-- START Records to process --

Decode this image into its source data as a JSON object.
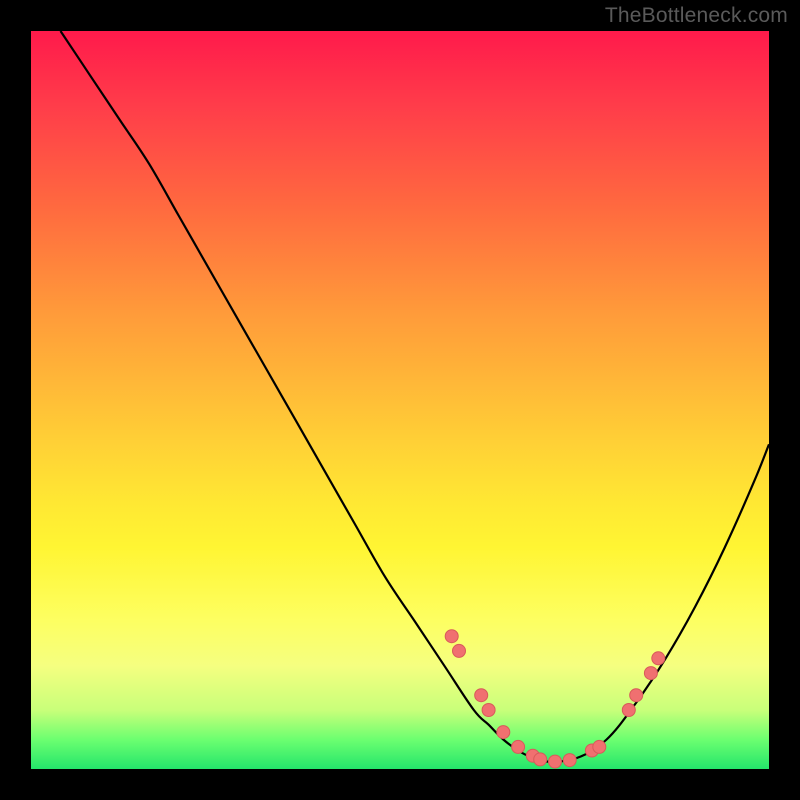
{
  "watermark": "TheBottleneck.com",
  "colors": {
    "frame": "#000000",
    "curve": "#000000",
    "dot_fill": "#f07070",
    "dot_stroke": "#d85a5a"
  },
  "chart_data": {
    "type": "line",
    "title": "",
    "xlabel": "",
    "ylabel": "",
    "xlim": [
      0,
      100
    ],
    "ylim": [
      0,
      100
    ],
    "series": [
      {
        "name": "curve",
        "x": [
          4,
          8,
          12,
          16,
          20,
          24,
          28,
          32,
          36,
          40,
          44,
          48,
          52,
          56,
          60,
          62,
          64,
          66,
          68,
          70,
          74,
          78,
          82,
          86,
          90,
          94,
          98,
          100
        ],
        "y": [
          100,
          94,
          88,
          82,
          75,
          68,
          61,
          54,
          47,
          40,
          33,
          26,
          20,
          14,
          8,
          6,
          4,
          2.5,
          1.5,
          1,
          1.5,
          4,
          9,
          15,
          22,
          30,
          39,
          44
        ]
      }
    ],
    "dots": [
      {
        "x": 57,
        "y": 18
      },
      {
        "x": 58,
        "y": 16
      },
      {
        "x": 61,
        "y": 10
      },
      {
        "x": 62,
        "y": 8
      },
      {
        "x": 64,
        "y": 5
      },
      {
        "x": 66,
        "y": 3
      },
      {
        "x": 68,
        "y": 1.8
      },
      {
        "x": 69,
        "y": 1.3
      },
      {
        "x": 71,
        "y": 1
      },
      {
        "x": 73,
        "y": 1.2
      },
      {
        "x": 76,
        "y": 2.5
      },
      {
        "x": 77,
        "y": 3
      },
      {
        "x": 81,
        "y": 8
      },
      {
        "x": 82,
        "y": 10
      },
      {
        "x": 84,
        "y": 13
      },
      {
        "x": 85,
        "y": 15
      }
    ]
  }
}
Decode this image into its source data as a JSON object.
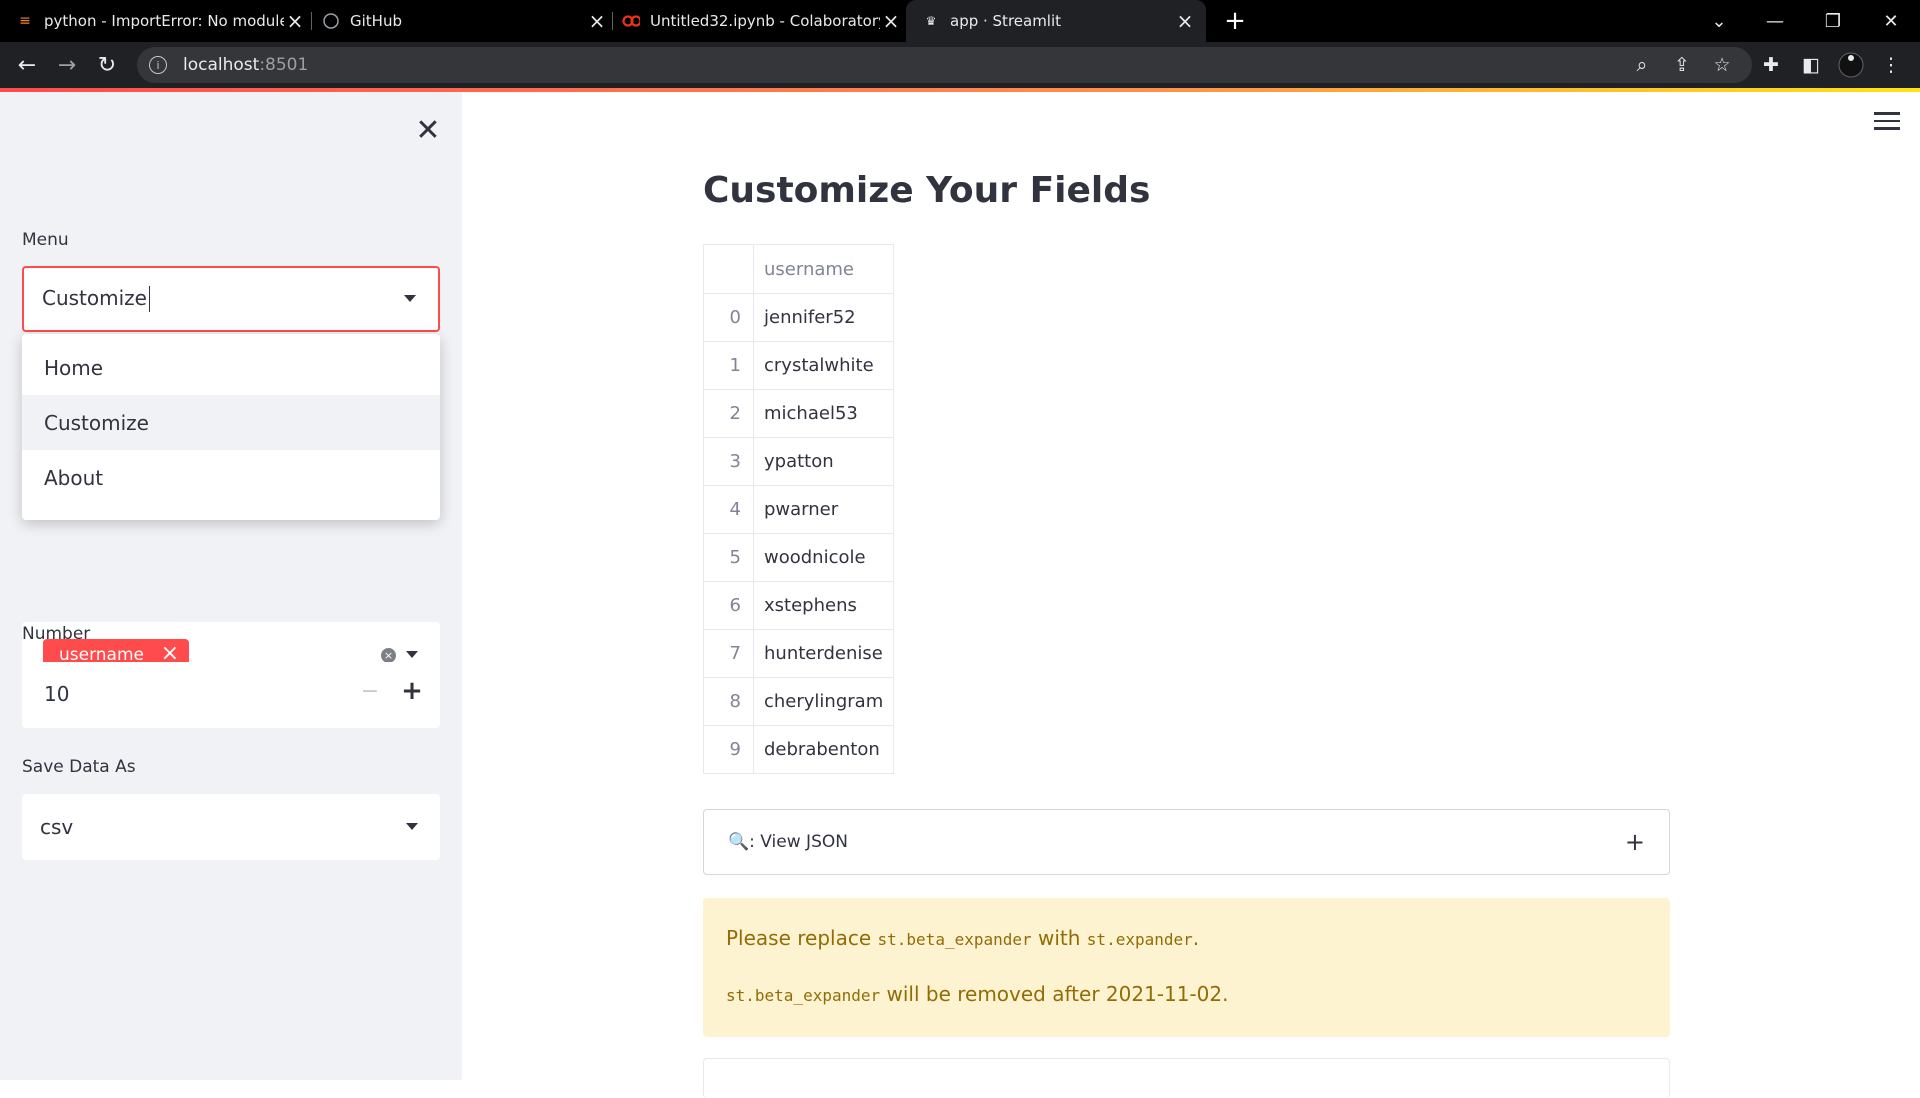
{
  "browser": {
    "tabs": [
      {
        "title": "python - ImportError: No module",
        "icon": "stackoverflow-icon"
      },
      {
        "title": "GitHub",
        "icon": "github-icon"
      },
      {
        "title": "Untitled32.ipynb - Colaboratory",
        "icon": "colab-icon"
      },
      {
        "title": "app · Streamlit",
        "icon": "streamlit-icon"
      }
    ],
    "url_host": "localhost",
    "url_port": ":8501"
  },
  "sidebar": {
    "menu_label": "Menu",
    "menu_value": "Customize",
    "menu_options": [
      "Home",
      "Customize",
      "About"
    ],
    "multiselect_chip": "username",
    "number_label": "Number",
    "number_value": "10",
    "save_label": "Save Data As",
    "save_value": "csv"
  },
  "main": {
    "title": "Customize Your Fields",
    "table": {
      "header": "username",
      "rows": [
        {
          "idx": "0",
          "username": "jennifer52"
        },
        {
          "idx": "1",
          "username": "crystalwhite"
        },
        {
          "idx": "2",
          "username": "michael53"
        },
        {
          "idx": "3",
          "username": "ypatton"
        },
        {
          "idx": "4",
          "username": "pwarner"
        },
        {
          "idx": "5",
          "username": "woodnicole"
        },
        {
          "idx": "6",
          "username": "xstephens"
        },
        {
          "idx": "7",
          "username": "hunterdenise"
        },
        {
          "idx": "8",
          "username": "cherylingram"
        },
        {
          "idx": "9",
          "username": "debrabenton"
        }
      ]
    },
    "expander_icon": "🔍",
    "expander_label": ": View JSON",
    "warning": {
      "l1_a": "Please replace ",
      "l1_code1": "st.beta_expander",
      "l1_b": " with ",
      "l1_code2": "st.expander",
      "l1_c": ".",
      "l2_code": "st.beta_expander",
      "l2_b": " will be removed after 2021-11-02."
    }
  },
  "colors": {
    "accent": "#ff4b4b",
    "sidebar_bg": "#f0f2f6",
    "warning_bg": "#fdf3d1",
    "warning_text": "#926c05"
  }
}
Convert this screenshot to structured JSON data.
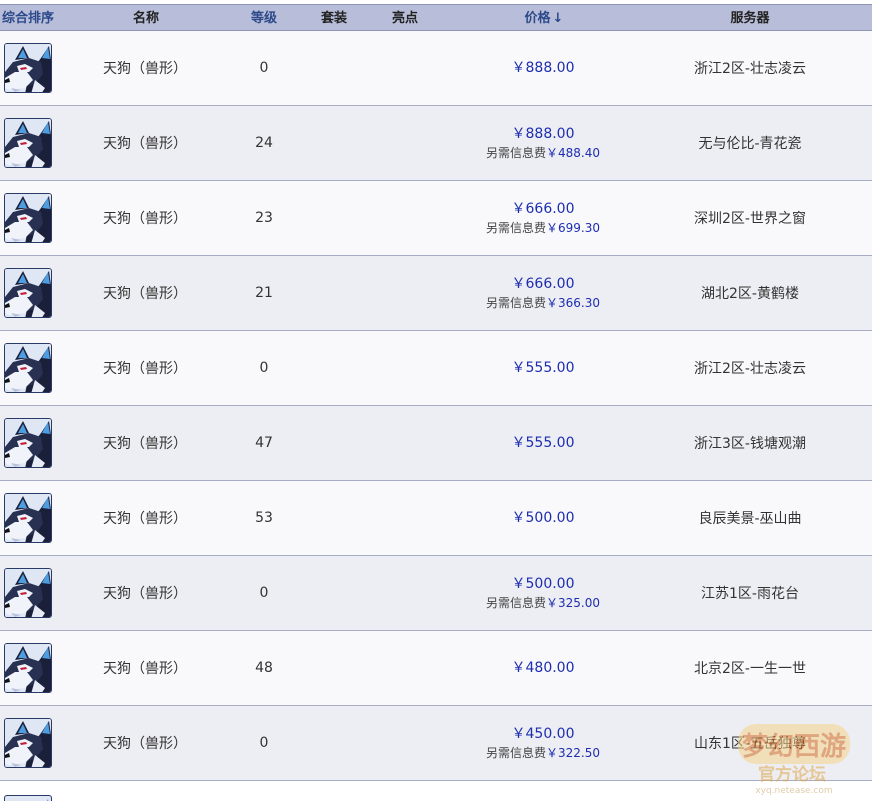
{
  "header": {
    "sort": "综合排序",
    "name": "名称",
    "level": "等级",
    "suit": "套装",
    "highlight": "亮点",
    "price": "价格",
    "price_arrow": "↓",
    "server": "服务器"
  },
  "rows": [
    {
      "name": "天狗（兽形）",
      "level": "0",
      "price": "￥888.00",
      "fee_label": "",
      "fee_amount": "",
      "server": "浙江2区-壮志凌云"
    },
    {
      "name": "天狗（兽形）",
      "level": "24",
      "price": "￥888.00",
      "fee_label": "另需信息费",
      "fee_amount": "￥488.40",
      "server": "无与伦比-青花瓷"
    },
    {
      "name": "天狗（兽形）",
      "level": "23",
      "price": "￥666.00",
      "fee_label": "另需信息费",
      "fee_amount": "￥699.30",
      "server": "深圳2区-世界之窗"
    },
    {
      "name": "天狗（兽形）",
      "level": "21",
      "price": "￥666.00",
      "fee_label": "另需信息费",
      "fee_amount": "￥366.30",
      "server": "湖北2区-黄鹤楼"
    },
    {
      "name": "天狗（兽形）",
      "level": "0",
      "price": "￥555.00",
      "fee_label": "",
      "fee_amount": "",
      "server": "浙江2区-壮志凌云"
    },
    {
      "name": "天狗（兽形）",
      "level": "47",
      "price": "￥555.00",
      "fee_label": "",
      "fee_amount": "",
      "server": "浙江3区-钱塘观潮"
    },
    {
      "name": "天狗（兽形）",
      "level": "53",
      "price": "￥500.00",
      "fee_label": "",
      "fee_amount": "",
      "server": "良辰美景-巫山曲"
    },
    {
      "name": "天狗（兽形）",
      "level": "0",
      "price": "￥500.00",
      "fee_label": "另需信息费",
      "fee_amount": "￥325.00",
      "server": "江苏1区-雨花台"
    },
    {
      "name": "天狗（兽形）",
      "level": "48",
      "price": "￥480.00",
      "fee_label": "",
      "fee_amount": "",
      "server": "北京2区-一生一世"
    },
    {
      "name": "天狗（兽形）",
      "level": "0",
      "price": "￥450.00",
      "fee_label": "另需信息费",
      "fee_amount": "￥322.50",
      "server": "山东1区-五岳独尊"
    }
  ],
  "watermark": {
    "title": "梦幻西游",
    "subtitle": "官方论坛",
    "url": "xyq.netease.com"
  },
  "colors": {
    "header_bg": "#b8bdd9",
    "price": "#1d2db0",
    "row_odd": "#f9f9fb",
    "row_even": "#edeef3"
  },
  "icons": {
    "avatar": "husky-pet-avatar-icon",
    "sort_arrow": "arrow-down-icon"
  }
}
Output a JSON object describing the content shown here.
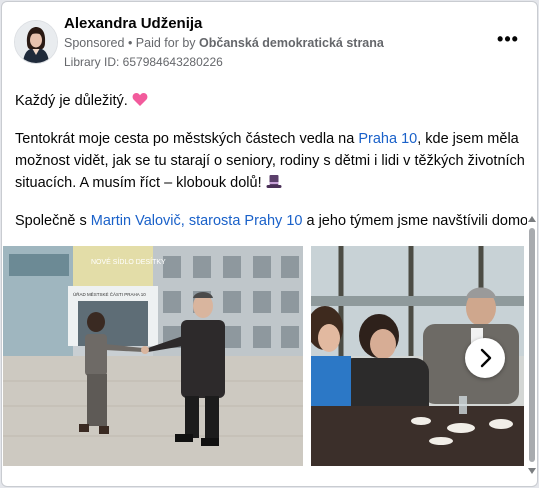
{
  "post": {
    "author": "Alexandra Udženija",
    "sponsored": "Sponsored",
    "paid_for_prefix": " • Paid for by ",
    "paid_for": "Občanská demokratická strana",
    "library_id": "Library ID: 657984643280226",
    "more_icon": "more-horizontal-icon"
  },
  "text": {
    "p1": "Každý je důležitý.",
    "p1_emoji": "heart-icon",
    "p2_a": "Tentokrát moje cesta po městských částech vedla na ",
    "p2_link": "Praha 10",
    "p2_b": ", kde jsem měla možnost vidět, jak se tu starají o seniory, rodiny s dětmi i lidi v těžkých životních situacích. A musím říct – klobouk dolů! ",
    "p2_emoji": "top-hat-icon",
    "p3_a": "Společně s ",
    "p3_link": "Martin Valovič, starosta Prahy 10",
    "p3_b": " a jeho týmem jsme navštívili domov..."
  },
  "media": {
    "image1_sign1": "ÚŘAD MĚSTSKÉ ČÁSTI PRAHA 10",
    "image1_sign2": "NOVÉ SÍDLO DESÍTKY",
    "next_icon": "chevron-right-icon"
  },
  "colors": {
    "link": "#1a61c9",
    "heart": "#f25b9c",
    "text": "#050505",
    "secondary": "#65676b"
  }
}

-- END Records to process --

— To be done —
Select and copy every line of the material that holds the string "JSON".

— Written answer —
Decode this image into its source data as a JSON object.
Decode this image into its source data as a JSON object.
    "expander_label": ": View JSON",
Convert this screenshot to structured JSON data.
Output a JSON object describing the content shown here.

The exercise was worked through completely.